Scan each line of the records for the word "expanded" and extract the ones that have it.

┄┄┄┄┄┄

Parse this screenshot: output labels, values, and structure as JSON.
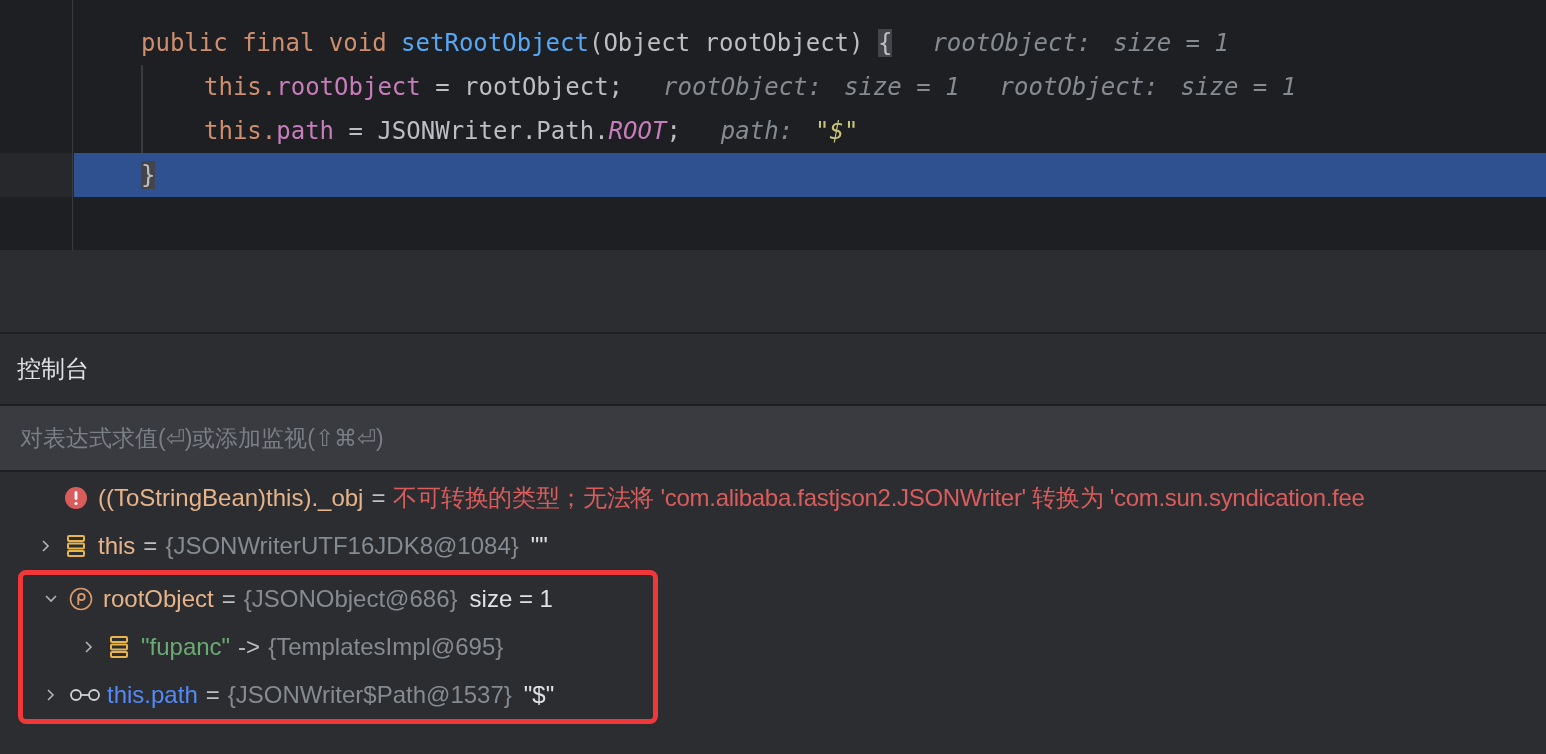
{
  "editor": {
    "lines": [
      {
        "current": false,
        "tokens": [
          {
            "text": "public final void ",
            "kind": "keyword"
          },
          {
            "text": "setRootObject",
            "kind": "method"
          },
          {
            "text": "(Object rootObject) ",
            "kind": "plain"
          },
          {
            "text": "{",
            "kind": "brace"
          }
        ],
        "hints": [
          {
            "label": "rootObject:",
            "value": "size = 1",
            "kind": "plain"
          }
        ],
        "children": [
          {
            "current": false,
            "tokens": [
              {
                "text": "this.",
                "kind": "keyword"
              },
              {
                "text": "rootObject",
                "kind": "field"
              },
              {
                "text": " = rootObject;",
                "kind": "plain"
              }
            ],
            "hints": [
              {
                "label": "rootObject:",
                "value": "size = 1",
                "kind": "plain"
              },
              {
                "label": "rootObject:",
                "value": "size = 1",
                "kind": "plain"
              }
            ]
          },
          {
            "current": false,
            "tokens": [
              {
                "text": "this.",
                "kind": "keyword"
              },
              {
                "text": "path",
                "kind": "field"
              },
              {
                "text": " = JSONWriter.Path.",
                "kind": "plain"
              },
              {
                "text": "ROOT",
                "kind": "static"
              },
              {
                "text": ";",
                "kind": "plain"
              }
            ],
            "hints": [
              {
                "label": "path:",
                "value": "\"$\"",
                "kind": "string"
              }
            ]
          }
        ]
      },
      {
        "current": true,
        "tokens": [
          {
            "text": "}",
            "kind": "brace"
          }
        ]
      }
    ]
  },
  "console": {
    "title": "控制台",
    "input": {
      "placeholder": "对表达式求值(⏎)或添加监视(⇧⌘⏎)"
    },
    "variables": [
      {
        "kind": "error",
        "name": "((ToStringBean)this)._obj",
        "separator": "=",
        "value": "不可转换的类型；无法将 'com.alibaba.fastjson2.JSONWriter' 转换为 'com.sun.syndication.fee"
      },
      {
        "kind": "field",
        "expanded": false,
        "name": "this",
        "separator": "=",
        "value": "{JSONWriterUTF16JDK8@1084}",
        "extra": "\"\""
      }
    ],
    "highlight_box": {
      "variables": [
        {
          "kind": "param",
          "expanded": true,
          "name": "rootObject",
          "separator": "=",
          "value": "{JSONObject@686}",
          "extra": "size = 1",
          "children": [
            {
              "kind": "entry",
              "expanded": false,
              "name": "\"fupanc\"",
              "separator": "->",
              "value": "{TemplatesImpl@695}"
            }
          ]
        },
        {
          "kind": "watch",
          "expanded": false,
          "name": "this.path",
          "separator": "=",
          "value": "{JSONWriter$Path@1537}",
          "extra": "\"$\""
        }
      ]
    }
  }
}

┄┄┄┄┄┄

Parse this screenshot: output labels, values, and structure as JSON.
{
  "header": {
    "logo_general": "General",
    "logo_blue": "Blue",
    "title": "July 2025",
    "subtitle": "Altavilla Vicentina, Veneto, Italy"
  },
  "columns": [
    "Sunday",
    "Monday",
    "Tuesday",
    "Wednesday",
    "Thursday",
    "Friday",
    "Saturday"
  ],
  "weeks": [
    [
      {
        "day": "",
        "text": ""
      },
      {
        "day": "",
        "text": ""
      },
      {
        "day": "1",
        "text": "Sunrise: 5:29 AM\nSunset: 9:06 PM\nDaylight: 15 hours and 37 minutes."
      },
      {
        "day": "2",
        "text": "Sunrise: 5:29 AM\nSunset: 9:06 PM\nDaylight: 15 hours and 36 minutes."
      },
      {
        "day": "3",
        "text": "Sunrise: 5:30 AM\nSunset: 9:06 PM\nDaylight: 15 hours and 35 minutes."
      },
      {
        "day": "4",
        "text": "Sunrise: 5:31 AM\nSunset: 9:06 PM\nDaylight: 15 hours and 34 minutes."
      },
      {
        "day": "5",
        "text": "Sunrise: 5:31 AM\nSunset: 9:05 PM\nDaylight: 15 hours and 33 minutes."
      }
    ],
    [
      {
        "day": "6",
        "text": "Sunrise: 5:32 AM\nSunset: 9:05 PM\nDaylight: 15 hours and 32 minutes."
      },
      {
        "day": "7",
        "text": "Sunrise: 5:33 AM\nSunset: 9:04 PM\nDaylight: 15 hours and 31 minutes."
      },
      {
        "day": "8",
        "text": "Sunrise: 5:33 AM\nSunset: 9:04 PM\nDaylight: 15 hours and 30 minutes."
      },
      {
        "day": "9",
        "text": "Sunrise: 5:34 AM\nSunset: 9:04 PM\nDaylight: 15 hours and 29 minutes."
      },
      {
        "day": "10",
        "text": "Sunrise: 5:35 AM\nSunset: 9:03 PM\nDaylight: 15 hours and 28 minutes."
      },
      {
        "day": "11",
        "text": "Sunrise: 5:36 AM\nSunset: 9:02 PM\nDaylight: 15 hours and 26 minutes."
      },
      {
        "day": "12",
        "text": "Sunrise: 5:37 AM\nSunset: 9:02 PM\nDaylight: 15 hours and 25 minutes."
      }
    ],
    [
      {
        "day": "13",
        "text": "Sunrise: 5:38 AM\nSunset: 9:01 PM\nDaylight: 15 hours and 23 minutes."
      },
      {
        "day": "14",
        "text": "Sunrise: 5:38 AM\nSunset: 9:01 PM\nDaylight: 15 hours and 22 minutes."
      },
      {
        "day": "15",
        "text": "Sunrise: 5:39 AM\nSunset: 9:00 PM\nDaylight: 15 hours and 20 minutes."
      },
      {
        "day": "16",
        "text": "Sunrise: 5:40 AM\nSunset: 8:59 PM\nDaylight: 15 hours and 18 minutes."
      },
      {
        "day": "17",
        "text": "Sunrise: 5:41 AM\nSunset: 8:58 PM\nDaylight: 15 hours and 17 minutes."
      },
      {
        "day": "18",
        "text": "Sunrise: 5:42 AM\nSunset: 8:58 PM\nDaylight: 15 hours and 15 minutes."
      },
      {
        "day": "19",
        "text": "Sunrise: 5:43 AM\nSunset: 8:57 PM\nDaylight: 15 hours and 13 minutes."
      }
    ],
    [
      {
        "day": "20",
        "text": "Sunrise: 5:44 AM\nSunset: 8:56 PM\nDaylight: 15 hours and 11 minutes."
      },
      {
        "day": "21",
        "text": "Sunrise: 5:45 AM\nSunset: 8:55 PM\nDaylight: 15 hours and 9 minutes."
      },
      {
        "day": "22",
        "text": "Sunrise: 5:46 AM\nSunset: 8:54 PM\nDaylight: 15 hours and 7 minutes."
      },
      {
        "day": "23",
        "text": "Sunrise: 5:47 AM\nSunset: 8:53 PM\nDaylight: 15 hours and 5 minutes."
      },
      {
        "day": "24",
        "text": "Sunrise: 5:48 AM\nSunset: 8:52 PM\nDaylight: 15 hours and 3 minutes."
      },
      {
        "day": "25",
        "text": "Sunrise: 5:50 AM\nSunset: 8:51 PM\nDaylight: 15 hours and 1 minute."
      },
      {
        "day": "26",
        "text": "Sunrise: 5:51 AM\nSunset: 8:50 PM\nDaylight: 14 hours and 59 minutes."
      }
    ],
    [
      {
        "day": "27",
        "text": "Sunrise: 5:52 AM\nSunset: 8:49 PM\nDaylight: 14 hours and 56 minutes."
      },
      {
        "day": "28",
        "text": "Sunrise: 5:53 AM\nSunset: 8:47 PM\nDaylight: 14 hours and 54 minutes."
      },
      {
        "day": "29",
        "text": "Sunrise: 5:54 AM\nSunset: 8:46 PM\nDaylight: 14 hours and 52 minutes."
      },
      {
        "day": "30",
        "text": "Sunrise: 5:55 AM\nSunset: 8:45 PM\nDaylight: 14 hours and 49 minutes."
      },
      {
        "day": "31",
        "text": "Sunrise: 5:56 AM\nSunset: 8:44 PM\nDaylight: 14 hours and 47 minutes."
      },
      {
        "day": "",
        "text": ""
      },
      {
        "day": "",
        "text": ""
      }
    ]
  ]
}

┄┄┄┄┄┄

Response to the task:
        "expanded": false,
          "expanded": true,
              "expanded": false,
          "expanded": false,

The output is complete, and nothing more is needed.